= EXERCISE INSTRUCTIONS =
Return all the entries exactly, keeping pictures out.

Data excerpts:
- - - - - - -

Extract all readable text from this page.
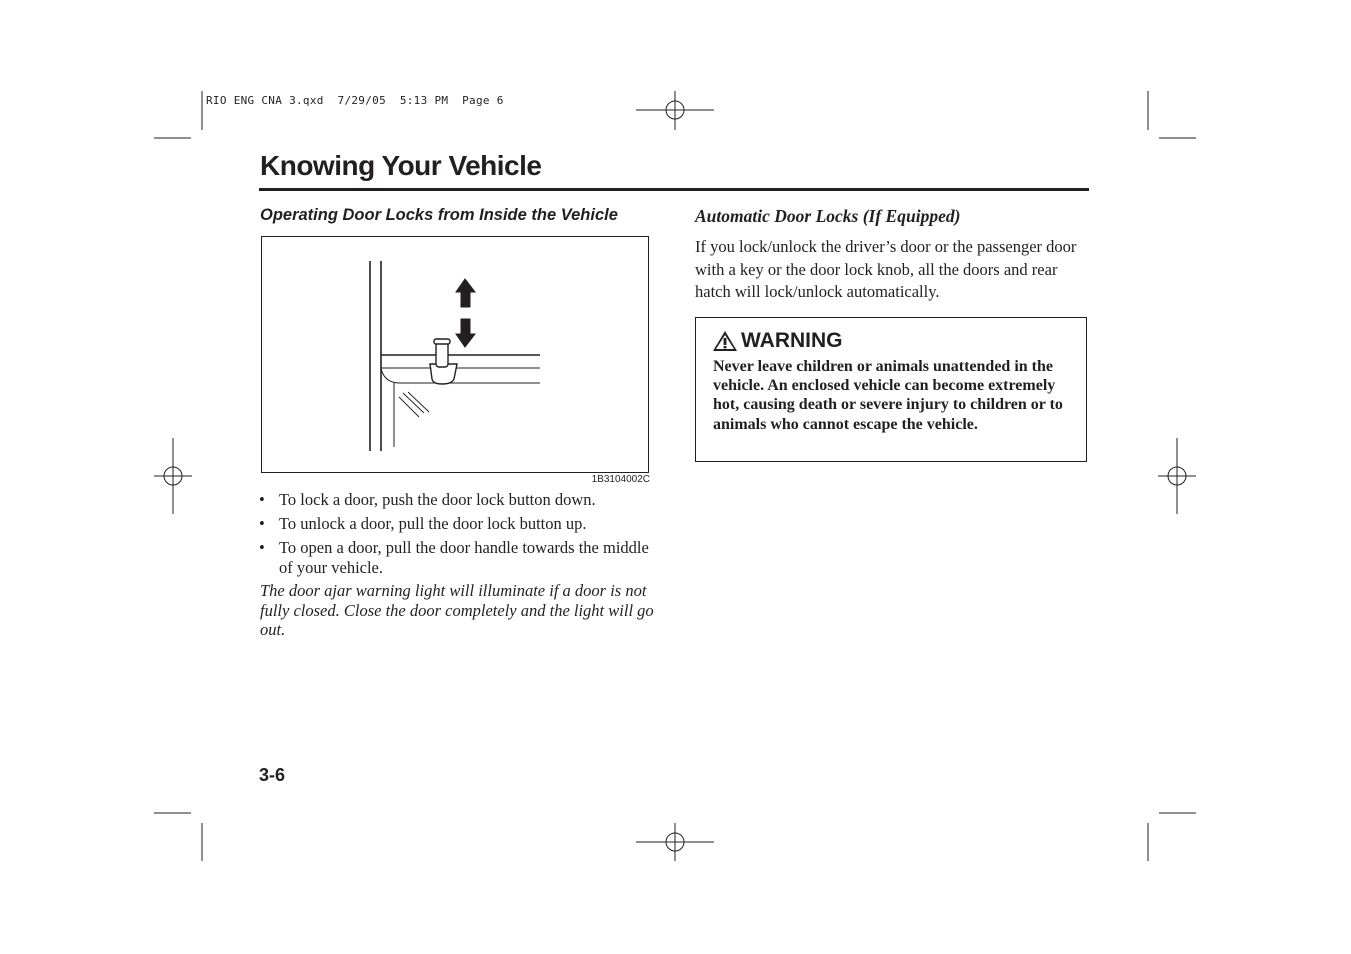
RIO ENG CNA 3.qxd  7/29/05  5:13 PM  Page 6
Knowing Your Vehicle
Operating Door Locks from Inside the Vehicle
1B3104002C
• To lock a door, push the door lock button down.
• To unlock a door, pull the door lock button up.
• To open a door, pull the door handle towards the middle of your vehicle.
The door ajar warning light will illuminate if a door is not fully closed. Close the door completely and the light will go out.
Automatic Door Locks (If Equipped)
If you lock/unlock the driver’s door or the passenger door with a key or the door lock knob, all the doors and rear hatch will lock/unlock automatically.
WARNING
Never leave children or animals unattended in the vehicle. An enclosed vehicle can become extremely hot, causing death or severe injury to children or to animals who cannot escape the vehicle.
3-6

- - - - - - -

= SOLVED EXERCISE =
Extract all readable text from this page.
RIO ENG CNA 3.qxd  7/29/05  5:13 PM  Page 6
Knowing Your Vehicle
Operating Door Locks from Inside the Vehicle
1B3104002C
• To lock a door, push the door lock button down.
• To unlock a door, pull the door lock button up.
• To open a door, pull the door handle towards the middle of your vehicle.
The door ajar warning light will illuminate if a door is not fully closed. Close the door completely and the light will go out.
Automatic Door Locks (If Equipped)
If you lock/unlock the driver’s door or the passenger door with a key or the door lock knob, all the doors and rear hatch will lock/unlock automatically.
WARNING
Never leave children or animals unattended in the vehicle. An enclosed vehicle can become extremely hot, causing death or severe injury to children or to animals who cannot escape the vehicle.
3-6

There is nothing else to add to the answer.